From the material below, list every line containing "電子マネー".

Data items
....

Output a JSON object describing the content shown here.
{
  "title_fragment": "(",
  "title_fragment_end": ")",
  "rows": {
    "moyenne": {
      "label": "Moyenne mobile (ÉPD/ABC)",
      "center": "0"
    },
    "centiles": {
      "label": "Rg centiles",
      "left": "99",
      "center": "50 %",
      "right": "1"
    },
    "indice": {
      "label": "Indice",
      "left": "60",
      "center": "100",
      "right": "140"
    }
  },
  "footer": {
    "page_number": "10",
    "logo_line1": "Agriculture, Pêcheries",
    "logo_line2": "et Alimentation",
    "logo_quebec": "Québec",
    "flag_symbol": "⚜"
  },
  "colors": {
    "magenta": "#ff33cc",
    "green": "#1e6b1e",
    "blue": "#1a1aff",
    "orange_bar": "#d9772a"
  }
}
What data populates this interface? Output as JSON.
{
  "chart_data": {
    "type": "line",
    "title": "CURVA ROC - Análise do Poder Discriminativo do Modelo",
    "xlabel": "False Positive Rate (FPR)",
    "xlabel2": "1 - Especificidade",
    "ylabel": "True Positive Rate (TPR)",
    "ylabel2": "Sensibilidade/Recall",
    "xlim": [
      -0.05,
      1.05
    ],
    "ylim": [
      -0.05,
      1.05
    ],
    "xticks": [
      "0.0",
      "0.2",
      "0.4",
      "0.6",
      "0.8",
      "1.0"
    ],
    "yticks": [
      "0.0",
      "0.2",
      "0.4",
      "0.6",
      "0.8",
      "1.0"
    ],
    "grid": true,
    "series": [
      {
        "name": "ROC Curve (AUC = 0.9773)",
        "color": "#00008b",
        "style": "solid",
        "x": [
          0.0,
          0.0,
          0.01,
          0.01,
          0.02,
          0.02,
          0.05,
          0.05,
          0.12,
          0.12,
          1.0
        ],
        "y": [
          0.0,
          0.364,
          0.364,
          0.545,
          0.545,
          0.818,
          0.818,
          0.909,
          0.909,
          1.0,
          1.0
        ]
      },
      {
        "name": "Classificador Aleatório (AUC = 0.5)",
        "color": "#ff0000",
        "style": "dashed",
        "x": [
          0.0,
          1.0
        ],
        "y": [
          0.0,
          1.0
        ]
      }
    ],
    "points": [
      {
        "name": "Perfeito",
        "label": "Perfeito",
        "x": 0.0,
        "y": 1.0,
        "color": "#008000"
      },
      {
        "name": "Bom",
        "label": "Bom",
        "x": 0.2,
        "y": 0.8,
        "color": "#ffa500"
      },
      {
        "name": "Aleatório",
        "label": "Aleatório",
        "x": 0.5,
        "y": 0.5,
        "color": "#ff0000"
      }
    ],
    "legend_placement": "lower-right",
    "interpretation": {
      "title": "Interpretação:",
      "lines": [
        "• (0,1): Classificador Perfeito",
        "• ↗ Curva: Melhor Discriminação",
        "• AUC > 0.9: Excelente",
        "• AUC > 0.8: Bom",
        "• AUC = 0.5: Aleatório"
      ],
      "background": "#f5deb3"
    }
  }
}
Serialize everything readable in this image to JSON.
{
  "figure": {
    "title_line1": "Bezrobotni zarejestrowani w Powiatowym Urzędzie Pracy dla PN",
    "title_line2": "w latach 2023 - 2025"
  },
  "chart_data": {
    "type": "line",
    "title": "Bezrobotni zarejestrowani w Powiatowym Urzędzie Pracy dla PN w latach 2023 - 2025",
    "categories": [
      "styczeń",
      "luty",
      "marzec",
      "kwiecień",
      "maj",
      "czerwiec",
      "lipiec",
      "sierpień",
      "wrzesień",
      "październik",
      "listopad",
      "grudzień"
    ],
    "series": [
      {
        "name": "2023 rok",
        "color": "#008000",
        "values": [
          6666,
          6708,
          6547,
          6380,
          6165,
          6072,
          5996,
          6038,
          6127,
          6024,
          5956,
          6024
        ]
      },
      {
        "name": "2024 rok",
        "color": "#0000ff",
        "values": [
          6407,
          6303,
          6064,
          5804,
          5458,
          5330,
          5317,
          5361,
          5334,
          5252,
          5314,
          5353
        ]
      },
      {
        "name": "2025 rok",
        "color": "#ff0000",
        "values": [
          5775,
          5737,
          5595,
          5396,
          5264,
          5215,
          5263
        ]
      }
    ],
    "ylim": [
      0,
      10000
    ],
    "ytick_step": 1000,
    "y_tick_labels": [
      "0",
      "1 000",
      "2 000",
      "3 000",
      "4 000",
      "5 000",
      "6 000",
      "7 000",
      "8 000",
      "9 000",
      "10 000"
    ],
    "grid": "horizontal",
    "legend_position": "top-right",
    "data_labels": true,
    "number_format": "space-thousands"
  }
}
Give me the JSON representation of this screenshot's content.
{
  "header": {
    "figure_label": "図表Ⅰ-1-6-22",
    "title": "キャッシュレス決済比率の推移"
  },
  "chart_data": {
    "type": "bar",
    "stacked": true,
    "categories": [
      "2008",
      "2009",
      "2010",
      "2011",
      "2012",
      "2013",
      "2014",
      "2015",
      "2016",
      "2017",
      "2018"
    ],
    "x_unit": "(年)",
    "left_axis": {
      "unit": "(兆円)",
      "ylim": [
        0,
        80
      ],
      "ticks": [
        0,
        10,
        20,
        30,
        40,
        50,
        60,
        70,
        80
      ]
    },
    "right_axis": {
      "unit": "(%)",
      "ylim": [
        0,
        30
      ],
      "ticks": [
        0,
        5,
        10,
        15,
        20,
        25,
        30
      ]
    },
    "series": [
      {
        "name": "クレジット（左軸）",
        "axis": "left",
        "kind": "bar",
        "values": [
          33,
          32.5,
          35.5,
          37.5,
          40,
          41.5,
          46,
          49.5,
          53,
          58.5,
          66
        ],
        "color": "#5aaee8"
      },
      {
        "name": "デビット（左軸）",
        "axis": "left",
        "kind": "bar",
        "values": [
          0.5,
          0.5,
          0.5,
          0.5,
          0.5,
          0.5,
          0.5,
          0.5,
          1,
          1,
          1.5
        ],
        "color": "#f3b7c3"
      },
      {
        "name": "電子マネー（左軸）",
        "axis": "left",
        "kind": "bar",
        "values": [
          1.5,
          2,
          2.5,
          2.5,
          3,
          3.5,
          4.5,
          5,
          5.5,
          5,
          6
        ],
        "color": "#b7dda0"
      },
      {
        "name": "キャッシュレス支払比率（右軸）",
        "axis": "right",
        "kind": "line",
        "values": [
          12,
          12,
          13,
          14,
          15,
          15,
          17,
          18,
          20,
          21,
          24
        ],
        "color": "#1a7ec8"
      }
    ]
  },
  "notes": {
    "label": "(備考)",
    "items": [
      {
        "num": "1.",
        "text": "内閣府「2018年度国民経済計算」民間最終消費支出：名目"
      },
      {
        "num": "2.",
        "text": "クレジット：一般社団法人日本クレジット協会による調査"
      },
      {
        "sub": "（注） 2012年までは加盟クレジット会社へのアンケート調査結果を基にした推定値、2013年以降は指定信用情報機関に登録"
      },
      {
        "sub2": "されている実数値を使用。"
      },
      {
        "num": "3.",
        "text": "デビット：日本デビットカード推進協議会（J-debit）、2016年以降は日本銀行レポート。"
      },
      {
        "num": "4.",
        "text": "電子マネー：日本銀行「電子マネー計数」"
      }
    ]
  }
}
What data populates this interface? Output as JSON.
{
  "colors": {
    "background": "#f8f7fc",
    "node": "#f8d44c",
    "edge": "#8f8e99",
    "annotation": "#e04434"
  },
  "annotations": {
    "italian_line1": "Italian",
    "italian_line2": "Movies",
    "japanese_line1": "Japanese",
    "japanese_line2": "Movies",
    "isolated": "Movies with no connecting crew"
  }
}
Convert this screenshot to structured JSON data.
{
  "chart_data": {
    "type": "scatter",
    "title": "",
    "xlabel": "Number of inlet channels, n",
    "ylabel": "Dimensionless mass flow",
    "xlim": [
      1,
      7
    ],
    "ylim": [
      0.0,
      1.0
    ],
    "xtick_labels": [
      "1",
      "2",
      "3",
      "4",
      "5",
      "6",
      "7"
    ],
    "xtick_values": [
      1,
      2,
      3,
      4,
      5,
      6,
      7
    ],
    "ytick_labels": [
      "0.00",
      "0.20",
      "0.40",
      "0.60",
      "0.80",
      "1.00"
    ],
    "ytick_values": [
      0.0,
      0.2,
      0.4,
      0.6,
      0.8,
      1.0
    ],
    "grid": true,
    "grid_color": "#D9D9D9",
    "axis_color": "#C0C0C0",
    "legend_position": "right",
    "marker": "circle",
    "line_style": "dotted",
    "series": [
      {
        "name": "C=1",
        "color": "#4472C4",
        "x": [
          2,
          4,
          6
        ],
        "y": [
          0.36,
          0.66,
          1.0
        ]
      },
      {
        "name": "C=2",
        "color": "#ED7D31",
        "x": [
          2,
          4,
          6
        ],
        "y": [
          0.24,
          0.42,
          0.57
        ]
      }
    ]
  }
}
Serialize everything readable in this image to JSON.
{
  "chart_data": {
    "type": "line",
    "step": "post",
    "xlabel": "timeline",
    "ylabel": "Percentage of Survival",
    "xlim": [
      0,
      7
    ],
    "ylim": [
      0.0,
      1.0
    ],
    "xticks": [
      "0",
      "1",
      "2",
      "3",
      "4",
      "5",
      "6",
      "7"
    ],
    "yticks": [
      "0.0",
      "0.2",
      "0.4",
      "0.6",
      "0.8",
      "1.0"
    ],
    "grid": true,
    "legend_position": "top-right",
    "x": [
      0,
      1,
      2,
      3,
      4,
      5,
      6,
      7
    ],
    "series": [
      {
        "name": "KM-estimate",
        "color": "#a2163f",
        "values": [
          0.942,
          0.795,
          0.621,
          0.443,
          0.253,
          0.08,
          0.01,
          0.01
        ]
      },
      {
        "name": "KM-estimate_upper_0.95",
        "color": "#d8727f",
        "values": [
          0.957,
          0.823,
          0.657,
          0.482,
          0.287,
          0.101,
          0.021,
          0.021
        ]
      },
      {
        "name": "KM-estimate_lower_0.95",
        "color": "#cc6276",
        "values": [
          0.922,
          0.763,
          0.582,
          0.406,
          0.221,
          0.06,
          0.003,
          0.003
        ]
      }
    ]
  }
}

....

• Correct output
        "name": "電子マネー（左軸）",
        "text": "電子マネー：日本銀行「電子マネー計数」"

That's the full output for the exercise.